■ EXERCISE GOAL
Omit every picture and output the rest of the records exactly as they are.

■ SUPPLIED INFORMATION
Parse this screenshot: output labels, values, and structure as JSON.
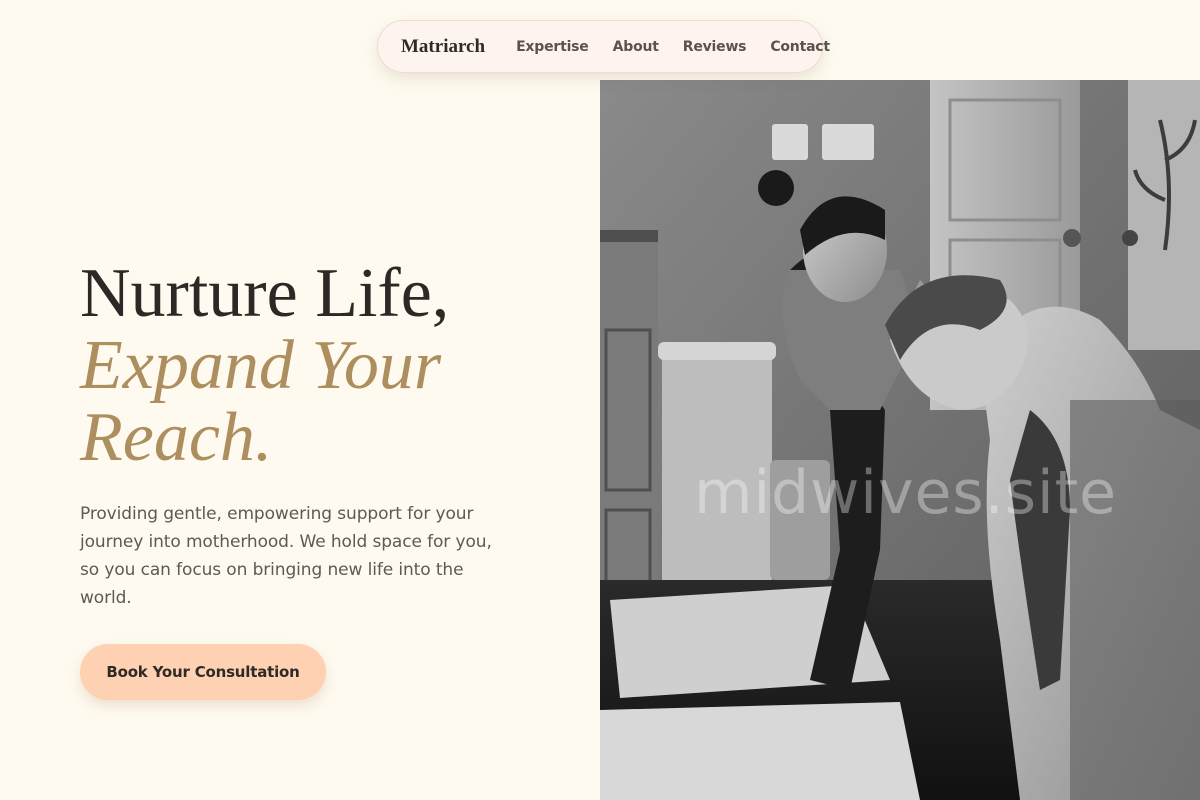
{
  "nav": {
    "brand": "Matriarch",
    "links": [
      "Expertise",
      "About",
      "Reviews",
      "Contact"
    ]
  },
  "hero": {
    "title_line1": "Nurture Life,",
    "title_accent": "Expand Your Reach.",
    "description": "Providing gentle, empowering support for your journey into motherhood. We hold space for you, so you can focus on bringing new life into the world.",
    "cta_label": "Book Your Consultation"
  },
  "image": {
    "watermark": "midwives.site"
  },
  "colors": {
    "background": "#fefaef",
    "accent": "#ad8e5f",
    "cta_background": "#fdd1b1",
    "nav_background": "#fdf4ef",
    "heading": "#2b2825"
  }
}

■ SOLUTION TO THIS EXERCISE
Parse this screenshot: output labels, values, and structure as JSON.
{
  "nav": {
    "brand": "Matriarch",
    "links": [
      "Expertise",
      "About",
      "Reviews",
      "Contact"
    ]
  },
  "hero": {
    "title_line1": "Nurture Life,",
    "title_accent": "Expand Your Reach.",
    "description": "Providing gentle, empowering support for your journey into motherhood. We hold space for you, so you can focus on bringing new life into the world.",
    "cta_label": "Book Your Consultation"
  },
  "image": {
    "watermark": "midwives.site"
  },
  "colors": {
    "background": "#fefaef",
    "accent": "#ad8e5f",
    "cta_background": "#fdd1b1",
    "nav_background": "#fdf4ef",
    "heading": "#2b2825"
  }
}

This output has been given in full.